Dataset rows
-=-=-=-=-

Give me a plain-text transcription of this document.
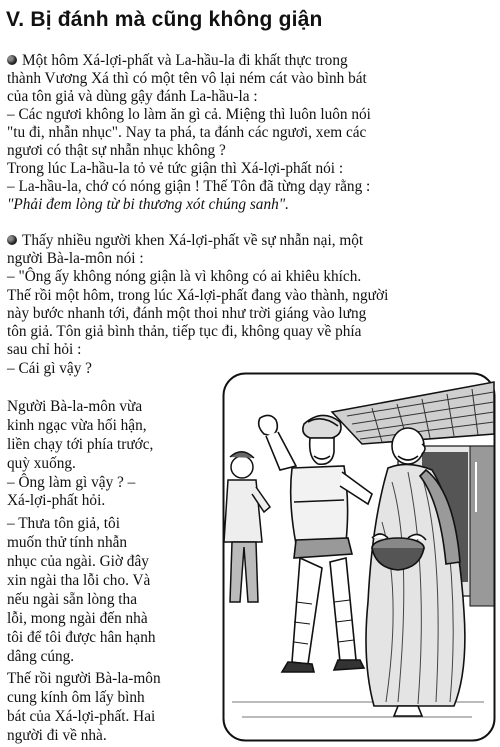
V. Bị đánh mà cũng không giận
Một hôm Xá-lợi-phất và La-hầu-la đi khất thực trong
thành Vương Xá thì có một tên vô lại ném cát vào bình bát
của tôn giả và dùng gậy đánh La-hầu-la :
– Các ngươi không lo làm ăn gì cả. Miệng thì luôn luôn nói
"tu đi, nhẫn nhục". Nay ta phá, ta đánh các ngươi, xem các
ngươi có thật sự nhẫn nhục không ?
Trong lúc La-hầu-la tỏ vẻ tức giận thì Xá-lợi-phất nói :
– La-hầu-la, chớ có nóng giận ! Thế Tôn đã từng dạy rằng :
"Phải đem lòng từ bi thương xót chúng sanh".
Thấy nhiều người khen Xá-lợi-phất về sự nhẫn nại, một
người Bà-la-môn nói :
– "Ông ấy không nóng giận là vì không có ai khiêu khích.
Thế rồi một hôm, trong lúc Xá-lợi-phất đang vào thành, người
này bước nhanh tới, đánh một thoi như trời giáng vào lưng
tôn giả. Tôn giả bình thản, tiếp tục đi, không quay về phía
sau chỉ hỏi :
– Cái gì vậy ?
Người Bà-la-môn vừa
kinh ngạc vừa hối hận,
liền chạy tới phía trước,
quỳ xuống.
– Ông làm gì vậy ? –
Xá-lợi-phất hỏi.
– Thưa tôn giả, tôi
muốn thử tính nhẫn
nhục của ngài. Giờ đây
xin ngài tha lỗi cho. Và
nếu ngài sẵn lòng tha
lỗi, mong ngài đến nhà
tôi để tôi được hân hạnh
dâng cúng.
Thế rồi người Bà-la-môn
cung kính ôm lấy bình
bát của Xá-lợi-phất. Hai
người đi về nhà.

-=-=-=-=-

### Task to carry out
Pull every line containing "nhục" from the material above.

### Written reply
"tu đi, nhẫn nhục". Nay ta phá, ta đánh các ngươi, xem các
ngươi có thật sự nhẫn nhục không ?
nhục của ngài. Giờ đây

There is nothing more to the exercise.